▶ **SET PROBLEM**
Using the records provided below, locate and copy each line that contains the word "晚年吉祥".

(Records from a data source)

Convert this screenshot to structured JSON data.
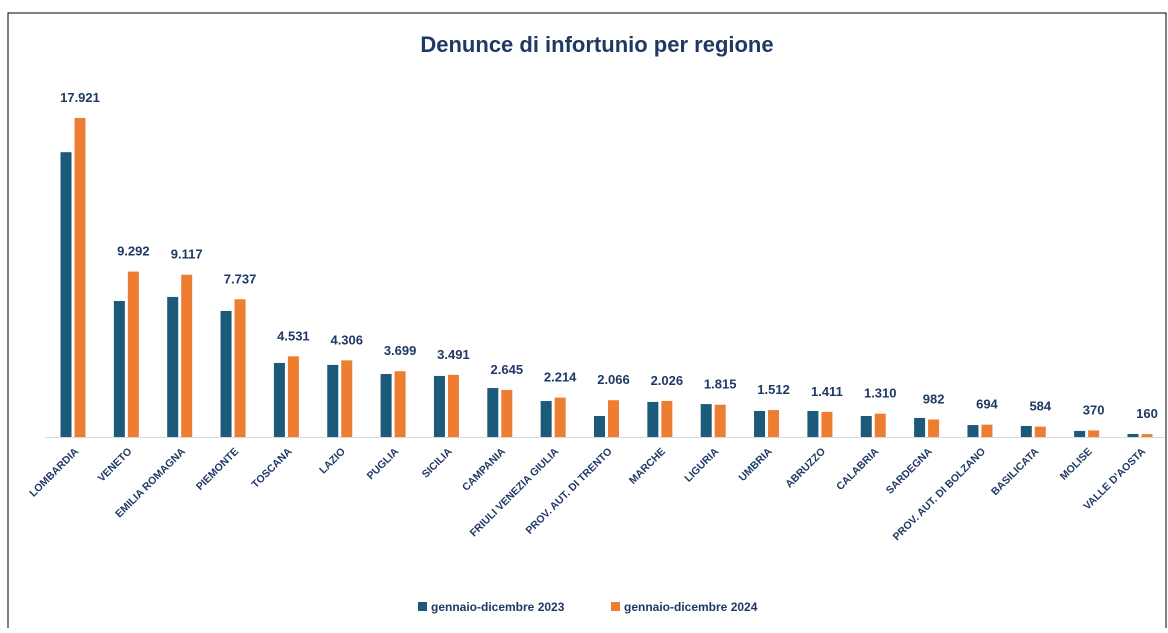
{
  "chart_data": {
    "type": "bar",
    "title": "Denunce di infortunio per regione",
    "categories": [
      "LOMBARDIA",
      "VENETO",
      "EMILIA ROMAGNA",
      "PIEMONTE",
      "TOSCANA",
      "LAZIO",
      "PUGLIA",
      "SICILIA",
      "CAMPANIA",
      "FRIULI VENEZIA GIULIA",
      "PROV. AUT. DI TRENTO",
      "MARCHE",
      "LIGURIA",
      "UMBRIA",
      "ABRUZZO",
      "CALABRIA",
      "SARDEGNA",
      "PROV. AUT. DI BOLZANO",
      "BASILICATA",
      "MOLISE",
      "VALLE D'AOSTA"
    ],
    "series": [
      {
        "name": "gennaio-dicembre 2023",
        "color": "#1b5a78",
        "values": [
          16000,
          7640,
          7870,
          7080,
          4160,
          4050,
          3540,
          3430,
          2750,
          2020,
          1180,
          1970,
          1850,
          1460,
          1460,
          1180,
          1070,
          670,
          620,
          340,
          170
        ]
      },
      {
        "name": "gennaio-dicembre 2024",
        "color": "#ed7d31",
        "values": [
          17921,
          9292,
          9117,
          7737,
          4531,
          4306,
          3699,
          3491,
          2645,
          2214,
          2066,
          2026,
          1815,
          1512,
          1411,
          1310,
          982,
          694,
          584,
          370,
          160
        ],
        "value_labels": [
          "17.921",
          "9.292",
          "9.117",
          "7.737",
          "4.531",
          "4.306",
          "3.699",
          "3.491",
          "2.645",
          "2.214",
          "2.066",
          "2.026",
          "1.815",
          "1.512",
          "1.411",
          "1.310",
          "982",
          "694",
          "584",
          "370",
          "160"
        ]
      }
    ],
    "legend": "bottom"
  }
}
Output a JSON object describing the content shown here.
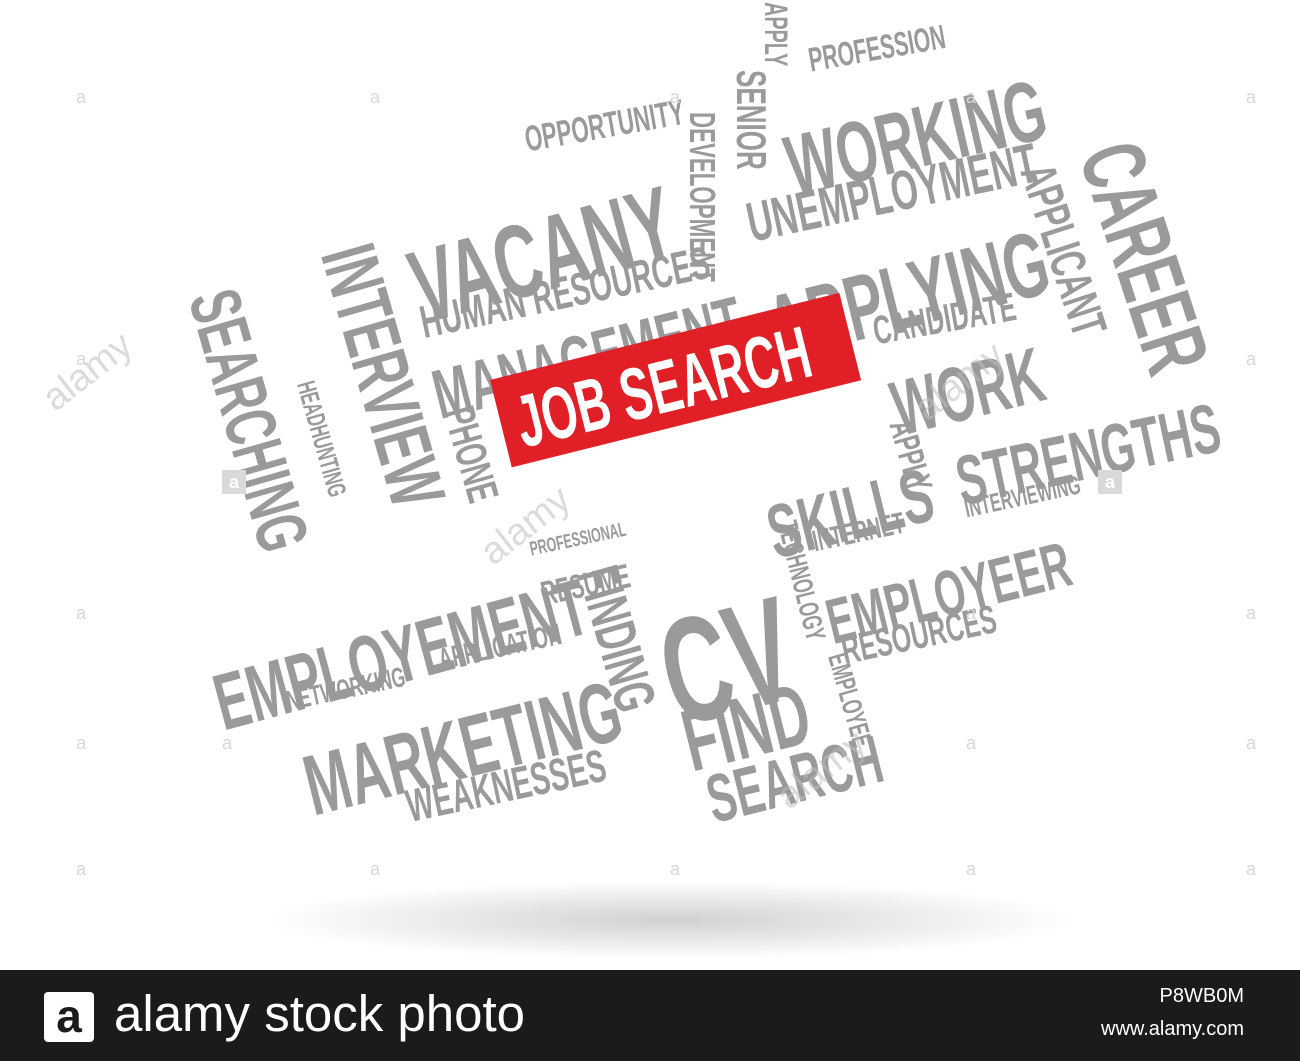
{
  "cloud": {
    "highlight": "JOB SEARCH",
    "words": {
      "apply_top": "APPLY",
      "profession": "PROFESSION",
      "working": "WORKING",
      "senior": "SENIOR",
      "opportunity": "OPPORTUNITY",
      "development": "DEVELOPMENT",
      "unemployment": "UNEMPLOYMENT",
      "career": "CAREER",
      "vacany": "VACANY",
      "applying": "APPLYING",
      "applicant": "APPLICANT",
      "human_resources": "HUMAN RESOURCES",
      "interview": "INTERVIEW",
      "candidate": "CANDIDATE",
      "management": "MANAGEMENT",
      "searching": "SEARCHING",
      "work": "WORK",
      "strengths": "STRENGTHS",
      "headhunting": "HEADHUNTING",
      "phone": "PHONE",
      "skills": "SKILLS",
      "apply_mid": "APPLY",
      "interviewing": "INTERVIEWING",
      "professional": "PROFESSIONAL",
      "cv": "CV",
      "internet": "INTERNET",
      "resume": "RESUME",
      "technology": "TECHNOLOGY",
      "employeer": "EMPLOYEER",
      "employement": "EMPLOYEMENT",
      "finding": "FINDING",
      "resources": "RESOURCES",
      "networking": "NETWORKING",
      "application": "APPLICATION",
      "find": "FIND",
      "employee": "EMPLOYEE",
      "marketing": "MARKETING",
      "search": "SEARCH",
      "weaknesses": "WEAKNESSES"
    }
  },
  "watermark": {
    "small_mark": "a",
    "diagonal_text": "alamy"
  },
  "footer": {
    "logo_letter": "a",
    "brand": "alamy stock photo",
    "image_id": "P8WB0M",
    "site": "www.alamy.com"
  },
  "colors": {
    "word_gray": "#9a9a9a",
    "highlight_red": "#e01f26",
    "footer_bg": "#1b1b1b",
    "footer_text": "#ffffff"
  }
}
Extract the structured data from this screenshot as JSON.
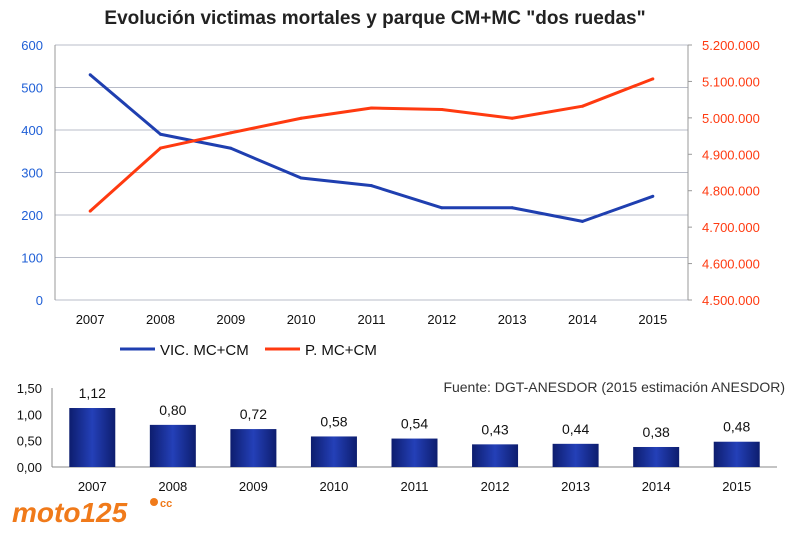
{
  "chart_data": [
    {
      "type": "line",
      "title": "Evolución victimas mortales y parque CM+MC \"dos ruedas\"",
      "categories": [
        "2007",
        "2008",
        "2009",
        "2010",
        "2011",
        "2012",
        "2013",
        "2014",
        "2015"
      ],
      "y_left": {
        "range": [
          0,
          600
        ],
        "ticks": [
          "0",
          "100",
          "200",
          "300",
          "400",
          "500",
          "600"
        ],
        "color": "#1f5fd6"
      },
      "y_right": {
        "range": [
          4500000,
          5200000
        ],
        "ticks": [
          "4.500.000",
          "4.600.000",
          "4.700.000",
          "4.800.000",
          "4.900.000",
          "5.000.000",
          "5.100.000",
          "5.200.000"
        ],
        "color": "#ff3a10"
      },
      "grid": true,
      "legend_position": "bottom",
      "series": [
        {
          "name": "VIC. MC+CM",
          "axis": "left",
          "color": "#1f3fb0",
          "values": [
            530,
            390,
            357,
            287,
            269,
            217,
            217,
            185,
            244
          ]
        },
        {
          "name": "P. MC+CM",
          "axis": "right",
          "color": "#ff3a10",
          "values": [
            4744000,
            4917000,
            4959000,
            4999000,
            5027000,
            5023000,
            4999000,
            5032000,
            5107000
          ]
        }
      ]
    },
    {
      "type": "bar",
      "categories": [
        "2007",
        "2008",
        "2009",
        "2010",
        "2011",
        "2012",
        "2013",
        "2014",
        "2015"
      ],
      "values": [
        1.12,
        0.8,
        0.72,
        0.58,
        0.54,
        0.43,
        0.44,
        0.38,
        0.48
      ],
      "data_labels": [
        "1,12",
        "0,80",
        "0,72",
        "0,58",
        "0,54",
        "0,43",
        "0,44",
        "0,38",
        "0,48"
      ],
      "y_ticks": [
        "0,00",
        "0,50",
        "1,00",
        "1,50"
      ],
      "ylim": [
        0,
        1.5
      ],
      "color": "#1a2f9a",
      "annotation": "Fuente: DGT-ANESDOR (2015 estimación ANESDOR)"
    }
  ],
  "logo": {
    "text": "moto125cc",
    "color": "#f07a1a"
  }
}
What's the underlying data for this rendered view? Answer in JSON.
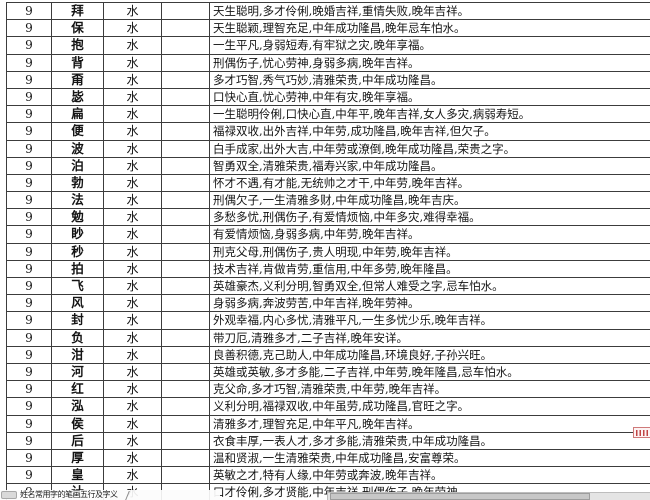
{
  "sheet": {
    "rows": [
      {
        "strokes": "9",
        "character": "拜",
        "element": "水",
        "meaning": "天生聪明,多才伶俐,晚婚吉祥,重情失败,晚年吉祥。"
      },
      {
        "strokes": "9",
        "character": "保",
        "element": "水",
        "meaning": "天生聪颖,理智充足,中年成功隆昌,晚年忌车怕水。"
      },
      {
        "strokes": "9",
        "character": "抱",
        "element": "水",
        "meaning": "一生平凡,身弱短寿,有牢狱之灾,晚年享福。"
      },
      {
        "strokes": "9",
        "character": "背",
        "element": "水",
        "meaning": "刑偶伤子,忧心劳神,身弱多病,晚年吉祥。"
      },
      {
        "strokes": "9",
        "character": "甭",
        "element": "水",
        "meaning": "多才巧智,秀气巧妙,清雅荣贵,中年成功隆昌。"
      },
      {
        "strokes": "9",
        "character": "毖",
        "element": "水",
        "meaning": "口快心直,忧心劳神,中年有灾,晚年享福。"
      },
      {
        "strokes": "9",
        "character": "扁",
        "element": "水",
        "meaning": "一生聪明伶俐,口快心直,中年平,晚年吉祥,女人多灾,病弱寿短。"
      },
      {
        "strokes": "9",
        "character": "便",
        "element": "水",
        "meaning": "福禄双收,出外吉祥,中年劳,成功隆昌,晚年吉祥,但欠子。"
      },
      {
        "strokes": "9",
        "character": "波",
        "element": "水",
        "meaning": "白手成家,出外大吉,中年劳或潦倒,晚年成功隆昌,荣贵之字。"
      },
      {
        "strokes": "9",
        "character": "泊",
        "element": "水",
        "meaning": "智勇双全,清雅荣贵,福寿兴家,中年成功隆昌。"
      },
      {
        "strokes": "9",
        "character": "勃",
        "element": "水",
        "meaning": "怀才不遇,有才能,无统帅之才干,中年劳,晚年吉祥。"
      },
      {
        "strokes": "9",
        "character": "法",
        "element": "水",
        "meaning": "刑偶欠子,一生清雅多财,中年成功隆昌,晚年吉庆。"
      },
      {
        "strokes": "9",
        "character": "勉",
        "element": "水",
        "meaning": "多愁多忧,刑偶伤子,有爱情烦恼,中年多灾,难得幸福。"
      },
      {
        "strokes": "9",
        "character": "眇",
        "element": "水",
        "meaning": "有爱情烦恼,身弱多病,中年劳,晚年吉祥。"
      },
      {
        "strokes": "9",
        "character": "秒",
        "element": "水",
        "meaning": "刑克父母,刑偶伤子,贵人明现,中年劳,晚年吉祥。"
      },
      {
        "strokes": "9",
        "character": "拍",
        "element": "水",
        "meaning": "技术吉祥,肯做肯劳,重信用,中年多劳,晚年隆昌。"
      },
      {
        "strokes": "9",
        "character": "飞",
        "element": "水",
        "meaning": "英雄豪杰,义利分明,智勇双全,但常人难受之字,忌车怕水。"
      },
      {
        "strokes": "9",
        "character": "风",
        "element": "水",
        "meaning": "身弱多病,奔波劳苦,中年吉祥,晚年劳神。"
      },
      {
        "strokes": "9",
        "character": "封",
        "element": "水",
        "meaning": "外观幸福,内心多忧,清雅平凡,一生多忧少乐,晚年吉祥。"
      },
      {
        "strokes": "9",
        "character": "负",
        "element": "水",
        "meaning": "带刀厄,清雅多才,二子吉祥,晚年安详。"
      },
      {
        "strokes": "9",
        "character": "泔",
        "element": "水",
        "meaning": "良善积德,克己助人,中年成功隆昌,环境良好,子孙兴旺。"
      },
      {
        "strokes": "9",
        "character": "河",
        "element": "水",
        "meaning": "英雄或英敏,多才多能,二子吉祥,中年劳,晚年隆昌,忌车怕水。"
      },
      {
        "strokes": "9",
        "character": "红",
        "element": "水",
        "meaning": "克父命,多才巧智,清雅荣贵,中年劳,晚年吉祥。"
      },
      {
        "strokes": "9",
        "character": "泓",
        "element": "水",
        "meaning": "义利分明,福禄双收,中年虽劳,成功隆昌,官旺之字。"
      },
      {
        "strokes": "9",
        "character": "侯",
        "element": "水",
        "meaning": "清雅多才,理智充足,中年平凡,晚年吉祥。"
      },
      {
        "strokes": "9",
        "character": "后",
        "element": "水",
        "meaning": "衣食丰厚,一表人才,多才多能,清雅荣贵,中年成功隆昌。"
      },
      {
        "strokes": "9",
        "character": "厚",
        "element": "水",
        "meaning": "温和贤淑,一生清雅荣贵,中年成功隆昌,安富尊荣。"
      },
      {
        "strokes": "9",
        "character": "皇",
        "element": "水",
        "meaning": "英敏之才,特有人缘,中年劳或奔波,晚年吉祥。"
      },
      {
        "strokes": "9",
        "character": "计",
        "element": "水",
        "meaning": "口才伶俐,多才贤能,中年吉祥,刑偶伤子,晚年劳神"
      }
    ]
  },
  "footer": {
    "sheet_tab_label": "姓名常用字的笔画五行及字义"
  },
  "colors": {
    "grid_line": "#3c3c3c",
    "annotation_red": "#c04545",
    "scrollbar_gray": "#c7c7c7"
  }
}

▶ **REPLY TO THE TASK**
        "meaning": "天生聪明,多才伶俐,晚婚吉祥,重情失败,晚年吉祥。"
        "meaning": "刑偶伤子,忧心劳神,身弱多病,晚年吉祥。"
        "meaning": "一生聪明伶俐,口快心直,中年平,晚年吉祥,女人多灾,病弱寿短。"
        "meaning": "福禄双收,出外吉祥,中年劳,成功隆昌,晚年吉祥,但欠子。"
        "meaning": "怀才不遇,有才能,无统帅之才干,中年劳,晚年吉祥。"
        "meaning": "有爱情烦恼,身弱多病,中年劳,晚年吉祥。"
        "meaning": "刑克父母,刑偶伤子,贵人明现,中年劳,晚年吉祥。"
        "meaning": "外观幸福,内心多忧,清雅平凡,一生多忧少乐,晚年吉祥。"
        "meaning": "克父命,多才巧智,清雅荣贵,中年劳,晚年吉祥。"
        "meaning": "清雅多才,理智充足,中年平凡,晚年吉祥。"
        "meaning": "英敏之才,特有人缘,中年劳或奔波,晚年吉祥。"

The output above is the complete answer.